__EXTRACTED RECORDS__.
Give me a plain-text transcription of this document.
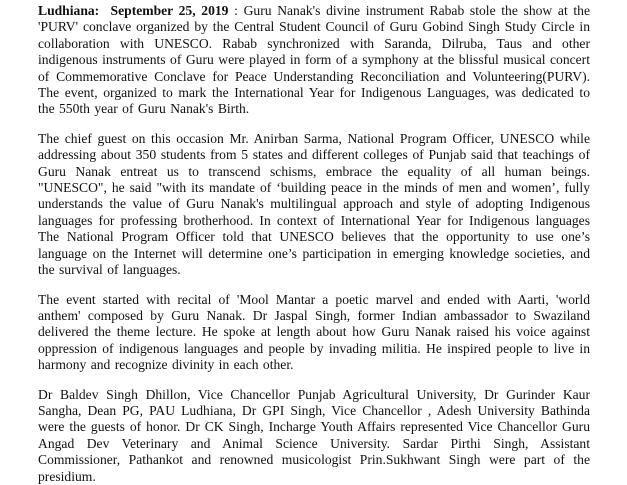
Ludhiana:  September 25, 2019 : Guru Nanak's divine instrument Rabab stole the show at the 'PURV' conclave organized by the Central Student Council of Guru Gobind Singh Study Circle in collaboration with UNESCO. Rabab synchronized with Saranda, Dilruba, Taus and other indigenous instruments of Guru were played in form of a symphony at the blissful musical concert of Commemorative Conclave for Peace Understanding Reconciliation and Volunteering(PURV). The event, organized to mark the International Year for Indigenous Languages, was dedicated to the 550th year of Guru Nanak's Birth.

The chief guest on this occasion Mr. Anirban Sarma, National Program Officer, UNESCO while addressing about 350 students from 5 states and different colleges of Punjab said that teachings of Guru Nanak entreat us to transcend schisms, embrace the equality of all human beings. "UNESCO", he said "with its mandate of ‘building peace in the minds of men and women’, fully understands the value of Guru Nanak's multilingual approach and style of adopting Indigenous languages for professing brotherhood. In context of International Year for Indigenous languages The National Program Officer told that UNESCO believes that the opportunity to use one’s language on the Internet will determine one’s participation in emerging knowledge societies, and the survival of languages.

The event started with recital of 'Mool Mantar a poetic marvel and ended with Aarti, 'world anthem' composed by Guru Nanak. Dr Jaspal Singh, former Indian ambassador to Swaziland delivered the theme lecture. He spoke at length about how Guru Nanak raised his voice against oppression of indigenous languages and people by invading militia. He inspired people to live in harmony and recognize divinity in each other.

Dr Baldev Singh Dhillon, Vice Chancellor Punjab Agricultural University, Dr Gurinder Kaur Sangha, Dean PG, PAU Ludhiana, Dr GPI Singh, Vice Chancellor , Adesh University Bathinda were the guests of honor. Dr CK Singh, Incharge Youth Affairs represented Vice Chancellor Guru Angad Dev Veterinary and Animal Science University. Sardar Pirthi Singh, Assistant Commissioner, Pathankot and renowned musicologist Prin.Sukhwant Singh were part of the presidium.
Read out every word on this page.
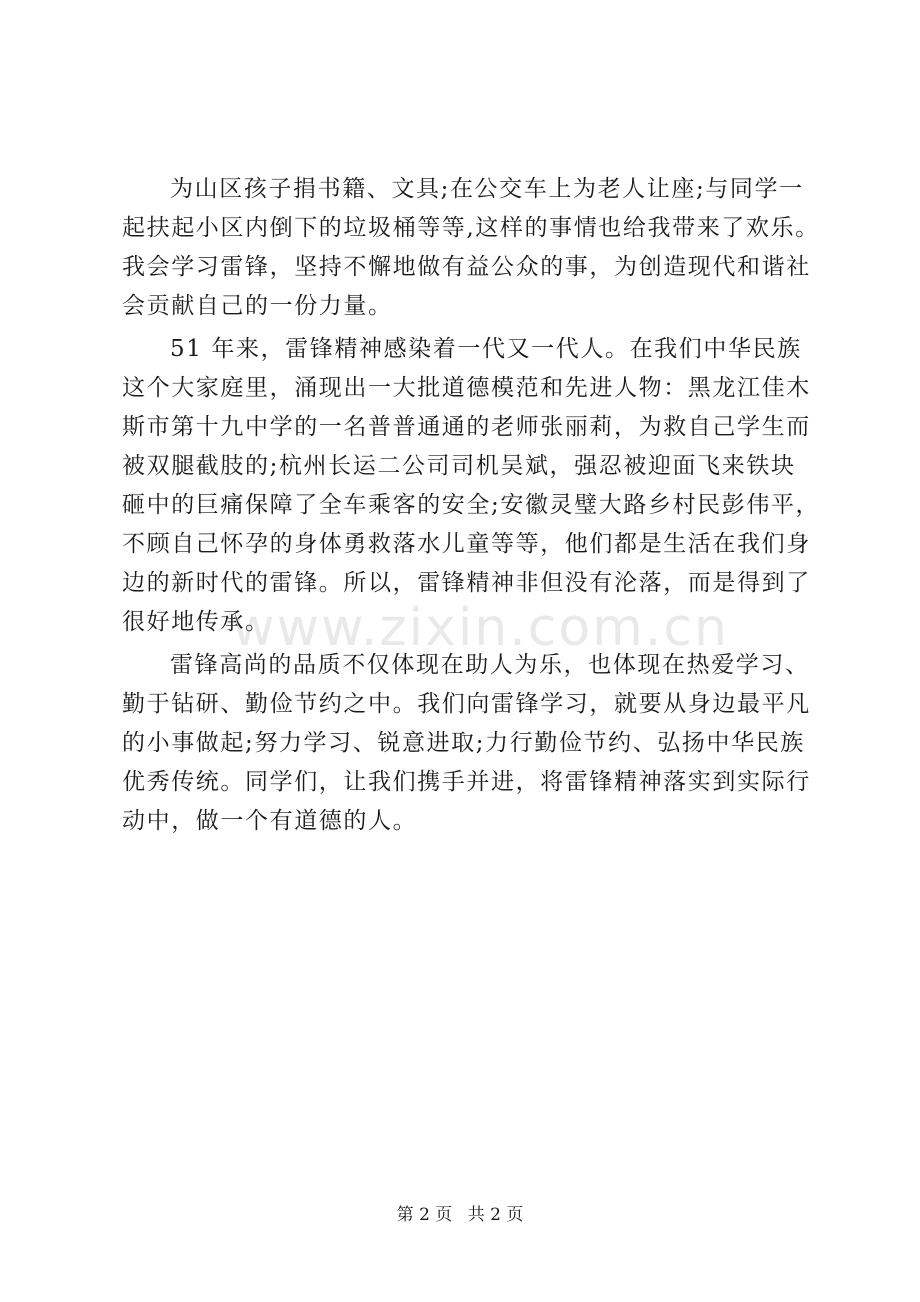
www.zixin.com.cn
为山区孩子捐书籍、文具;在公交车上为老人让座;与同学一
起扶起小区内倒下的垃圾桶等等,这样的事情也给我带来了欢乐。
我会学习雷锋，坚持不懈地做有益公众的事，为创造现代和谐社
会贡献自己的一份力量。
51 年来，雷锋精神感染着一代又一代人。在我们中华民族
这个大家庭里，涌现出一大批道德模范和先进人物：黑龙江佳木
斯市第十九中学的一名普普通通的老师张丽莉，为救自己学生而
被双腿截肢的;杭州长运二公司司机吴斌，强忍被迎面飞来铁块
砸中的巨痛保障了全车乘客的安全;安徽灵璧大路乡村民彭伟平，
不顾自己怀孕的身体勇救落水儿童等等，他们都是生活在我们身
边的新时代的雷锋。所以，雷锋精神非但没有沦落，而是得到了
很好地传承。
雷锋高尚的品质不仅体现在助人为乐，也体现在热爱学习、
勤于钻研、勤俭节约之中。我们向雷锋学习，就要从身边最平凡
的小事做起;努力学习、锐意进取;力行勤俭节约、弘扬中华民族
优秀传统。同学们，让我们携手并进，将雷锋精神落实到实际行
动中，做一个有道德的人。
第 2 页 共 2 页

__OBJECTIVE__.
Can you retype every record above exactly, leaving out the pictures?

__OUTPUT OF THE TASK__.
Give me a plain-text transcription of this document.
Ludhiana:  September 25, 2019 : Guru Nanak's divine instrument Rabab stole the show at the 'PURV' conclave organized by the Central Student Council of Guru Gobind Singh Study Circle in collaboration with UNESCO. Rabab synchronized with Saranda, Dilruba, Taus and other indigenous instruments of Guru were played in form of a symphony at the blissful musical concert of Commemorative Conclave for Peace Understanding Reconciliation and Volunteering(PURV). The event, organized to mark the International Year for Indigenous Languages, was dedicated to the 550th year of Guru Nanak's Birth.

The chief guest on this occasion Mr. Anirban Sarma, National Program Officer, UNESCO while addressing about 350 students from 5 states and different colleges of Punjab said that teachings of Guru Nanak entreat us to transcend schisms, embrace the equality of all human beings. "UNESCO", he said "with its mandate of ‘building peace in the minds of men and women’, fully understands the value of Guru Nanak's multilingual approach and style of adopting Indigenous languages for professing brotherhood. In context of International Year for Indigenous languages The National Program Officer told that UNESCO believes that the opportunity to use one’s language on the Internet will determine one’s participation in emerging knowledge societies, and the survival of languages.

The event started with recital of 'Mool Mantar a poetic marvel and ended with Aarti, 'world anthem' composed by Guru Nanak. Dr Jaspal Singh, former Indian ambassador to Swaziland delivered the theme lecture. He spoke at length about how Guru Nanak raised his voice against oppression of indigenous languages and people by invading militia. He inspired people to live in harmony and recognize divinity in each other.

Dr Baldev Singh Dhillon, Vice Chancellor Punjab Agricultural University, Dr Gurinder Kaur Sangha, Dean PG, PAU Ludhiana, Dr GPI Singh, Vice Chancellor , Adesh University Bathinda were the guests of honor. Dr CK Singh, Incharge Youth Affairs represented Vice Chancellor Guru Angad Dev Veterinary and Animal Science University. Sardar Pirthi Singh, Assistant Commissioner, Pathankot and renowned musicologist Prin.Sukhwant Singh were part of the presidium.
Read out every word on this page.
www.zixin.com.cn
为山区孩子捐书籍、文具;在公交车上为老人让座;与同学一
起扶起小区内倒下的垃圾桶等等,这样的事情也给我带来了欢乐。
我会学习雷锋，坚持不懈地做有益公众的事，为创造现代和谐社
会贡献自己的一份力量。
51 年来，雷锋精神感染着一代又一代人。在我们中华民族
这个大家庭里，涌现出一大批道德模范和先进人物：黑龙江佳木
斯市第十九中学的一名普普通通的老师张丽莉，为救自己学生而
被双腿截肢的;杭州长运二公司司机吴斌，强忍被迎面飞来铁块
砸中的巨痛保障了全车乘客的安全;安徽灵璧大路乡村民彭伟平，
不顾自己怀孕的身体勇救落水儿童等等，他们都是生活在我们身
边的新时代的雷锋。所以，雷锋精神非但没有沦落，而是得到了
很好地传承。
雷锋高尚的品质不仅体现在助人为乐，也体现在热爱学习、
勤于钻研、勤俭节约之中。我们向雷锋学习，就要从身边最平凡
的小事做起;努力学习、锐意进取;力行勤俭节约、弘扬中华民族
优秀传统。同学们，让我们携手并进，将雷锋精神落实到实际行
动中，做一个有道德的人。
第 2 页 共 2 页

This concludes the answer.